** Begin **
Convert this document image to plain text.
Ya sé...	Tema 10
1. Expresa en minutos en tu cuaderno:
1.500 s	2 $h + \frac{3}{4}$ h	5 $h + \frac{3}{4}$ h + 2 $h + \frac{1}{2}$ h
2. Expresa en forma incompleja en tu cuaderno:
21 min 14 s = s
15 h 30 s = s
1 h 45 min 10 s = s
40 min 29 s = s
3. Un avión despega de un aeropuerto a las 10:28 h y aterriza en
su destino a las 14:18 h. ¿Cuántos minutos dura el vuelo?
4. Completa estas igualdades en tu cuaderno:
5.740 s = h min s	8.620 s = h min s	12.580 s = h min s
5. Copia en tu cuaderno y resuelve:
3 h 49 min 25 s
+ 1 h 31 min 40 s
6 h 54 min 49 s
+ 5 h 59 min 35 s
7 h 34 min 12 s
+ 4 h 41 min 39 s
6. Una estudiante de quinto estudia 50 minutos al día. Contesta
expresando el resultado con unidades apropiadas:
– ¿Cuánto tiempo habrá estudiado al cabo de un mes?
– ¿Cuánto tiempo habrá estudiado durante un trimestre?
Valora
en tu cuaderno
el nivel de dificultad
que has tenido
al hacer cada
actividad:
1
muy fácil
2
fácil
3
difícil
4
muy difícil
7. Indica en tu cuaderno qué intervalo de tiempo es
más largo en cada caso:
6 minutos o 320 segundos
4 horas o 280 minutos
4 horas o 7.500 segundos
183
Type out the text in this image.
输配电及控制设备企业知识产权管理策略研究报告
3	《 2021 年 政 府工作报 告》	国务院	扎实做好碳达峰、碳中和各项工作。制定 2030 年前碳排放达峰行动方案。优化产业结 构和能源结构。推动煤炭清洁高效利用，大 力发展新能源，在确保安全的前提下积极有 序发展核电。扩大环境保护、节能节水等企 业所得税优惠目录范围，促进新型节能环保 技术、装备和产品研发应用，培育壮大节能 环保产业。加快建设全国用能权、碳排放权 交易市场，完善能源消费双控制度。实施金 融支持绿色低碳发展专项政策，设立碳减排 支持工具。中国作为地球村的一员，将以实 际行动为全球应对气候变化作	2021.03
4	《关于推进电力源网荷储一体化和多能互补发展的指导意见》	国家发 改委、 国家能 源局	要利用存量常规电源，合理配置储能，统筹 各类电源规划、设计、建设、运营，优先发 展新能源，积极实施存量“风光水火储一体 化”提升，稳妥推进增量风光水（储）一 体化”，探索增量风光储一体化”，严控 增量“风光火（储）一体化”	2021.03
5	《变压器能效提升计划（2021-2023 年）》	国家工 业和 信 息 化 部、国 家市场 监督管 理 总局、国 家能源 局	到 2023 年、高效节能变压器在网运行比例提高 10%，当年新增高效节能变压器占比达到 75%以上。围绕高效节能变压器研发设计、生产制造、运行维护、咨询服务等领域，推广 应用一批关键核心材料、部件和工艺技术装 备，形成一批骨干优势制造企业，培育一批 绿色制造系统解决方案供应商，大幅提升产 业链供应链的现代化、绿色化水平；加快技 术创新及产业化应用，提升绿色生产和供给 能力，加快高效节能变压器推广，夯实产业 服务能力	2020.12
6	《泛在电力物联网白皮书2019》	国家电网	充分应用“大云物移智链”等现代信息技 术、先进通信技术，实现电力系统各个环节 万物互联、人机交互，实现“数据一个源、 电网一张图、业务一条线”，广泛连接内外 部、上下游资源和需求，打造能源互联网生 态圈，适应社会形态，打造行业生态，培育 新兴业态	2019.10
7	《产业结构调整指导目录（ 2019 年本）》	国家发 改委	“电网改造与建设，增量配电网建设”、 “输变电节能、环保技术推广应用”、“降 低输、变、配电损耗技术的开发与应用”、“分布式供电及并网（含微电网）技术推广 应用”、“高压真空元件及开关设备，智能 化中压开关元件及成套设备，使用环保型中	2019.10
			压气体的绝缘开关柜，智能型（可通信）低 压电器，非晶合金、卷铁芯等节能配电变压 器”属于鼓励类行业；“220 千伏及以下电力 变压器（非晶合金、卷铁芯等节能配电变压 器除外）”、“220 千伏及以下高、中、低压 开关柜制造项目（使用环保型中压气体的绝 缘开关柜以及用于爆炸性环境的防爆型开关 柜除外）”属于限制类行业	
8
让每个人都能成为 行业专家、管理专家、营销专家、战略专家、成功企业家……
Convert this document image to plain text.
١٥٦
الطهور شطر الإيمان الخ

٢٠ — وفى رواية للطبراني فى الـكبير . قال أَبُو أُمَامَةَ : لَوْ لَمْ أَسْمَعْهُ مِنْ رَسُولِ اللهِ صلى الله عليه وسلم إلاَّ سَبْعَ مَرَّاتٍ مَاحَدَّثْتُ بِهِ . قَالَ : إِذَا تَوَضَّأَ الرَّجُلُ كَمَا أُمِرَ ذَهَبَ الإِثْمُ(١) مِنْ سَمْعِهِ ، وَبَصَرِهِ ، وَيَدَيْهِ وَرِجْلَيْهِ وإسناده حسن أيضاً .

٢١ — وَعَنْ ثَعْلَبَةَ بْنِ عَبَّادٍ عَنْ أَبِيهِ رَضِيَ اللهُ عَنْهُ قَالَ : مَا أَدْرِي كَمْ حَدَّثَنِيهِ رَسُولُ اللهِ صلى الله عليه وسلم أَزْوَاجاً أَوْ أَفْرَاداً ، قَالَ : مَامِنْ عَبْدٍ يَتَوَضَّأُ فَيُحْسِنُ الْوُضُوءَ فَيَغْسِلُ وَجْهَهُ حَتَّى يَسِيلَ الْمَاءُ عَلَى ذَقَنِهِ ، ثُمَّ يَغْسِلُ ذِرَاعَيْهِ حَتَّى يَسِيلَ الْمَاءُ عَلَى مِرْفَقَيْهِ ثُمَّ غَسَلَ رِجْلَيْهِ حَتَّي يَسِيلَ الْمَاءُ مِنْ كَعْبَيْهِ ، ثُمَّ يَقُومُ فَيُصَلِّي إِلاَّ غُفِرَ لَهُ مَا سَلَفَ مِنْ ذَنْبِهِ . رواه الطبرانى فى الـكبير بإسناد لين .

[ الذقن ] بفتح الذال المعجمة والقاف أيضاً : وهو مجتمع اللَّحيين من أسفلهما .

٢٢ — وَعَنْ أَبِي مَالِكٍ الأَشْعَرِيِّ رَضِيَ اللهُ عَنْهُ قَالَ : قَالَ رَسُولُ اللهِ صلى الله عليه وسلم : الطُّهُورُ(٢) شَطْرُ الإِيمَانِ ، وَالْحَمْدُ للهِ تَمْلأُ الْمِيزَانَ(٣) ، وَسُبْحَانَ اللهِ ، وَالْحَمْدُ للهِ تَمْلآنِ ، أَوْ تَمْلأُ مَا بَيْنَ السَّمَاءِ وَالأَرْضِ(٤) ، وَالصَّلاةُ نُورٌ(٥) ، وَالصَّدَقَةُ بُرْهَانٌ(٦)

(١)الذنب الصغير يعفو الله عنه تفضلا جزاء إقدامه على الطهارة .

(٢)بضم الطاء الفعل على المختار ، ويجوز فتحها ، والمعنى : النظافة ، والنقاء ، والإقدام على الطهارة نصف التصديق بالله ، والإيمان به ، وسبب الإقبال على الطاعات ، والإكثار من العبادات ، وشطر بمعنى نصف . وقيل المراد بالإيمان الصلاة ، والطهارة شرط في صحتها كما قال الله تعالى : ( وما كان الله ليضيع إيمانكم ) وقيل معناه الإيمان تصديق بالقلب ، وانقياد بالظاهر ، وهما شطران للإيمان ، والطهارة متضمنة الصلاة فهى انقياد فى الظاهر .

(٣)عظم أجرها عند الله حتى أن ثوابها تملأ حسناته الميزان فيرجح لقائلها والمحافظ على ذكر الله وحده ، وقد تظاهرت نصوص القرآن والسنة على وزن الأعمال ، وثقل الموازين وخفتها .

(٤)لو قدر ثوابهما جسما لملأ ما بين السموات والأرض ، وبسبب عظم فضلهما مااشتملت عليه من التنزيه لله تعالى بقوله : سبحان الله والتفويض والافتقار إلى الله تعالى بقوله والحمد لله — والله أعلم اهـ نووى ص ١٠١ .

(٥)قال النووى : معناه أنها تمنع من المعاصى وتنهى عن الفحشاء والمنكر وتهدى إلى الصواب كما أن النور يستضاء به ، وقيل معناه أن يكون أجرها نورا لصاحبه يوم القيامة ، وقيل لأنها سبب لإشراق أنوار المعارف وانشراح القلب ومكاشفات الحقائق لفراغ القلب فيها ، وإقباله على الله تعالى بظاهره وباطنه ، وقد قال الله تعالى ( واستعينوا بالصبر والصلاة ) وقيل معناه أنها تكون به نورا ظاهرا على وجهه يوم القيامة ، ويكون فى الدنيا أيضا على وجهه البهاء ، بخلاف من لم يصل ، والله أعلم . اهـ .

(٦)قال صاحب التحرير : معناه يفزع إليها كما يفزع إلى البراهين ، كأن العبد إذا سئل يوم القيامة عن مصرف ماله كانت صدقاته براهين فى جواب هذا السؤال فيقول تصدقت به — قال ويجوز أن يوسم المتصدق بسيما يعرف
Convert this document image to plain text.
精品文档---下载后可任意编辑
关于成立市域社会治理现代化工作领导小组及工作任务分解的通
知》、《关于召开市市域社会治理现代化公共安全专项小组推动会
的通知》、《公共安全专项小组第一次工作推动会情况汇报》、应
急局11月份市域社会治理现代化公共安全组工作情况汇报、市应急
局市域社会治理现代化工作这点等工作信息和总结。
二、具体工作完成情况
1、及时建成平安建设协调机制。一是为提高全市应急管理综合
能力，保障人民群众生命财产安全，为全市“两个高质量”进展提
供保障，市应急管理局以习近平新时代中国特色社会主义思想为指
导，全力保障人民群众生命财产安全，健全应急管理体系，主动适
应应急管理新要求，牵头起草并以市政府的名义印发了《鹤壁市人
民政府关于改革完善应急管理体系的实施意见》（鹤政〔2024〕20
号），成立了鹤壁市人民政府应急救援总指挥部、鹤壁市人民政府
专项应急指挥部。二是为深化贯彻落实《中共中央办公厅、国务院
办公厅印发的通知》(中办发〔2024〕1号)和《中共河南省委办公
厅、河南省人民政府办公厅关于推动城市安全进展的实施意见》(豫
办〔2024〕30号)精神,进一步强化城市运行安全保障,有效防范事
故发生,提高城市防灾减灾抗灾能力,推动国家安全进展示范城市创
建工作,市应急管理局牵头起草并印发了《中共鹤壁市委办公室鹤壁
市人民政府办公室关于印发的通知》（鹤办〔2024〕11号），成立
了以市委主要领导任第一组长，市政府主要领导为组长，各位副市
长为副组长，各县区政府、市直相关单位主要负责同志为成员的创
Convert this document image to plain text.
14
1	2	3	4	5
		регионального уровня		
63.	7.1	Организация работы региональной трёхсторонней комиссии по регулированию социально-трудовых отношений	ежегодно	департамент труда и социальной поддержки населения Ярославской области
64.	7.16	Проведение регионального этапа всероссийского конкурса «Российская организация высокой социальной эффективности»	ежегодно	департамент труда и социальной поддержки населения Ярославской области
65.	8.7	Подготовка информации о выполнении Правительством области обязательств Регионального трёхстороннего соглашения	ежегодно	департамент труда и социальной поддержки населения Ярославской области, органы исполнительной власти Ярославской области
** End **
What you need to do
Check each line of the data above for the word "أعلم" and say how many lines contain it, giving nothing besides the number.

Result
2